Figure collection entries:

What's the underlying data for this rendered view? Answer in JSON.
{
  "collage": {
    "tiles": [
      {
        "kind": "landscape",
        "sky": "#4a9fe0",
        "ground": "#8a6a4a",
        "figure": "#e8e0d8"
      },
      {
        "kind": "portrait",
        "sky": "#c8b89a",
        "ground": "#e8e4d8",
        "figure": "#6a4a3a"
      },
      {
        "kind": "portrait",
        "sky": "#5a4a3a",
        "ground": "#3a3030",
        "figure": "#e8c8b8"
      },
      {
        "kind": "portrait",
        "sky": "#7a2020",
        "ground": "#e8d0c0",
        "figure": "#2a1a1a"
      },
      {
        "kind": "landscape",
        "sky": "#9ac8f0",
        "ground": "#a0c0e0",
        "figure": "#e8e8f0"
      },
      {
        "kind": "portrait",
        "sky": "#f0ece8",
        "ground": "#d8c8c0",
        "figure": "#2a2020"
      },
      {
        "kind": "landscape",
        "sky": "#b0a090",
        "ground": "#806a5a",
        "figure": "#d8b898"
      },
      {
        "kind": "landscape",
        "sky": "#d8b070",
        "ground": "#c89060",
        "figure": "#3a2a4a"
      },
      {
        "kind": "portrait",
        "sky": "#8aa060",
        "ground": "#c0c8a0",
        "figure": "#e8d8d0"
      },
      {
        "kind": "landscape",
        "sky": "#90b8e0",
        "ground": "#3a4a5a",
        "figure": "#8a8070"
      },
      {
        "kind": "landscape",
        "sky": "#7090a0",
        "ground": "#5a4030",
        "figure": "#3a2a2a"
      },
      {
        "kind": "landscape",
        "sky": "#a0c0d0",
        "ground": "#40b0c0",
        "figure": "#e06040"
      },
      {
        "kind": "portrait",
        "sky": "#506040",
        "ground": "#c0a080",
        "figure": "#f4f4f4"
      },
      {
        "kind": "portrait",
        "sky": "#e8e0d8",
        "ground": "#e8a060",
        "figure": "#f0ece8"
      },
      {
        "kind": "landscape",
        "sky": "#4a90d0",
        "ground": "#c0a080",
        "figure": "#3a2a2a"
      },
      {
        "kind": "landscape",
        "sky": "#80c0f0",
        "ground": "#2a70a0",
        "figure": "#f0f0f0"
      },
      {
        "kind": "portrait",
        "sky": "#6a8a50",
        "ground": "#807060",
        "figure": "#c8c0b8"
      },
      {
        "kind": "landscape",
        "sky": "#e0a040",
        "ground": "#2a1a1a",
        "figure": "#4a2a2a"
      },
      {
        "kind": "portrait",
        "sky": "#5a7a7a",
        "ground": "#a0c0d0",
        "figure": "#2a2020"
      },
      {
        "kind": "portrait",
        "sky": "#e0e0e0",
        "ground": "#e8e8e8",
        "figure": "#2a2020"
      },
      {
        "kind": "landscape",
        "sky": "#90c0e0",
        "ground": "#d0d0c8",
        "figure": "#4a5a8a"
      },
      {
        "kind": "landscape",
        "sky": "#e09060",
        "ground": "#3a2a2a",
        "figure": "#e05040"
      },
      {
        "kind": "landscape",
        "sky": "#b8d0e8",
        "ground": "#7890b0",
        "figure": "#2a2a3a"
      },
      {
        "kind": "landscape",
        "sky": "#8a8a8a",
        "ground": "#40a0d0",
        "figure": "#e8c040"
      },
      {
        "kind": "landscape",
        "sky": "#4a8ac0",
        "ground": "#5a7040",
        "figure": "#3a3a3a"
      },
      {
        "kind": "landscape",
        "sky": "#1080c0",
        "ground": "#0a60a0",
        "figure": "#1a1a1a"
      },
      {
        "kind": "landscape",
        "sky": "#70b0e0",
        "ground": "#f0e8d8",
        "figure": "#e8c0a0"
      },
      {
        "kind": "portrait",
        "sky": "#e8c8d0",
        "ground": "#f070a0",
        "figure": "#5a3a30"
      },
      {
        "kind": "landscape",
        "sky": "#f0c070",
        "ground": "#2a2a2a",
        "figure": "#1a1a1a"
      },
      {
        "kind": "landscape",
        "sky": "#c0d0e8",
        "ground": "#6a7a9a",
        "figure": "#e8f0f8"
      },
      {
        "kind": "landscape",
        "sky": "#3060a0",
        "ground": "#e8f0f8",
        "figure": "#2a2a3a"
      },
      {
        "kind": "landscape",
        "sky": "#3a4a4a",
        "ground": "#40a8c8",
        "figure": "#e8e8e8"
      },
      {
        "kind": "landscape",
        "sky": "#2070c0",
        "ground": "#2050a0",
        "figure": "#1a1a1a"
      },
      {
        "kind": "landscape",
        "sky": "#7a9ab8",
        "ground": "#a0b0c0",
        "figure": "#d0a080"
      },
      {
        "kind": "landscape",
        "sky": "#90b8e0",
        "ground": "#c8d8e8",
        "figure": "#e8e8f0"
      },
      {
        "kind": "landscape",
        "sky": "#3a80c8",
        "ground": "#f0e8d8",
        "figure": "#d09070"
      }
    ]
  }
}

:: Task goal ::
Extract each line of the material exactly as it stands.

:: Answer to the task ::
What's the underlying data for this rendered view? Answer in JSON.
{
  "collage": {
    "tiles": [
      {
        "kind": "landscape",
        "sky": "#4a9fe0",
        "ground": "#8a6a4a",
        "figure": "#e8e0d8"
      },
      {
        "kind": "portrait",
        "sky": "#c8b89a",
        "ground": "#e8e4d8",
        "figure": "#6a4a3a"
      },
      {
        "kind": "portrait",
        "sky": "#5a4a3a",
        "ground": "#3a3030",
        "figure": "#e8c8b8"
      },
      {
        "kind": "portrait",
        "sky": "#7a2020",
        "ground": "#e8d0c0",
        "figure": "#2a1a1a"
      },
      {
        "kind": "landscape",
        "sky": "#9ac8f0",
        "ground": "#a0c0e0",
        "figure": "#e8e8f0"
      },
      {
        "kind": "portrait",
        "sky": "#f0ece8",
        "ground": "#d8c8c0",
        "figure": "#2a2020"
      },
      {
        "kind": "landscape",
        "sky": "#b0a090",
        "ground": "#806a5a",
        "figure": "#d8b898"
      },
      {
        "kind": "landscape",
        "sky": "#d8b070",
        "ground": "#c89060",
        "figure": "#3a2a4a"
      },
      {
        "kind": "portrait",
        "sky": "#8aa060",
        "ground": "#c0c8a0",
        "figure": "#e8d8d0"
      },
      {
        "kind": "landscape",
        "sky": "#90b8e0",
        "ground": "#3a4a5a",
        "figure": "#8a8070"
      },
      {
        "kind": "landscape",
        "sky": "#7090a0",
        "ground": "#5a4030",
        "figure": "#3a2a2a"
      },
      {
        "kind": "landscape",
        "sky": "#a0c0d0",
        "ground": "#40b0c0",
        "figure": "#e06040"
      },
      {
        "kind": "portrait",
        "sky": "#506040",
        "ground": "#c0a080",
        "figure": "#f4f4f4"
      },
      {
        "kind": "portrait",
        "sky": "#e8e0d8",
        "ground": "#e8a060",
        "figure": "#f0ece8"
      },
      {
        "kind": "landscape",
        "sky": "#4a90d0",
        "ground": "#c0a080",
        "figure": "#3a2a2a"
      },
      {
        "kind": "landscape",
        "sky": "#80c0f0",
        "ground": "#2a70a0",
        "figure": "#f0f0f0"
      },
      {
        "kind": "portrait",
        "sky": "#6a8a50",
        "ground": "#807060",
        "figure": "#c8c0b8"
      },
      {
        "kind": "landscape",
        "sky": "#e0a040",
        "ground": "#2a1a1a",
        "figure": "#4a2a2a"
      },
      {
        "kind": "portrait",
        "sky": "#5a7a7a",
        "ground": "#a0c0d0",
        "figure": "#2a2020"
      },
      {
        "kind": "portrait",
        "sky": "#e0e0e0",
        "ground": "#e8e8e8",
        "figure": "#2a2020"
      },
      {
        "kind": "landscape",
        "sky": "#90c0e0",
        "ground": "#d0d0c8",
        "figure": "#4a5a8a"
      },
      {
        "kind": "landscape",
        "sky": "#e09060",
        "ground": "#3a2a2a",
        "figure": "#e05040"
      },
      {
        "kind": "landscape",
        "sky": "#b8d0e8",
        "ground": "#7890b0",
        "figure": "#2a2a3a"
      },
      {
        "kind": "landscape",
        "sky": "#8a8a8a",
        "ground": "#40a0d0",
        "figure": "#e8c040"
      },
      {
        "kind": "landscape",
        "sky": "#4a8ac0",
        "ground": "#5a7040",
        "figure": "#3a3a3a"
      },
      {
        "kind": "landscape",
        "sky": "#1080c0",
        "ground": "#0a60a0",
        "figure": "#1a1a1a"
      },
      {
        "kind": "landscape",
        "sky": "#70b0e0",
        "ground": "#f0e8d8",
        "figure": "#e8c0a0"
      },
      {
        "kind": "portrait",
        "sky": "#e8c8d0",
        "ground": "#f070a0",
        "figure": "#5a3a30"
      },
      {
        "kind": "landscape",
        "sky": "#f0c070",
        "ground": "#2a2a2a",
        "figure": "#1a1a1a"
      },
      {
        "kind": "landscape",
        "sky": "#c0d0e8",
        "ground": "#6a7a9a",
        "figure": "#e8f0f8"
      },
      {
        "kind": "landscape",
        "sky": "#3060a0",
        "ground": "#e8f0f8",
        "figure": "#2a2a3a"
      },
      {
        "kind": "landscape",
        "sky": "#3a4a4a",
        "ground": "#40a8c8",
        "figure": "#e8e8e8"
      },
      {
        "kind": "landscape",
        "sky": "#2070c0",
        "ground": "#2050a0",
        "figure": "#1a1a1a"
      },
      {
        "kind": "landscape",
        "sky": "#7a9ab8",
        "ground": "#a0b0c0",
        "figure": "#d0a080"
      },
      {
        "kind": "landscape",
        "sky": "#90b8e0",
        "ground": "#c8d8e8",
        "figure": "#e8e8f0"
      },
      {
        "kind": "landscape",
        "sky": "#3a80c8",
        "ground": "#f0e8d8",
        "figure": "#d09070"
      }
    ]
  }
}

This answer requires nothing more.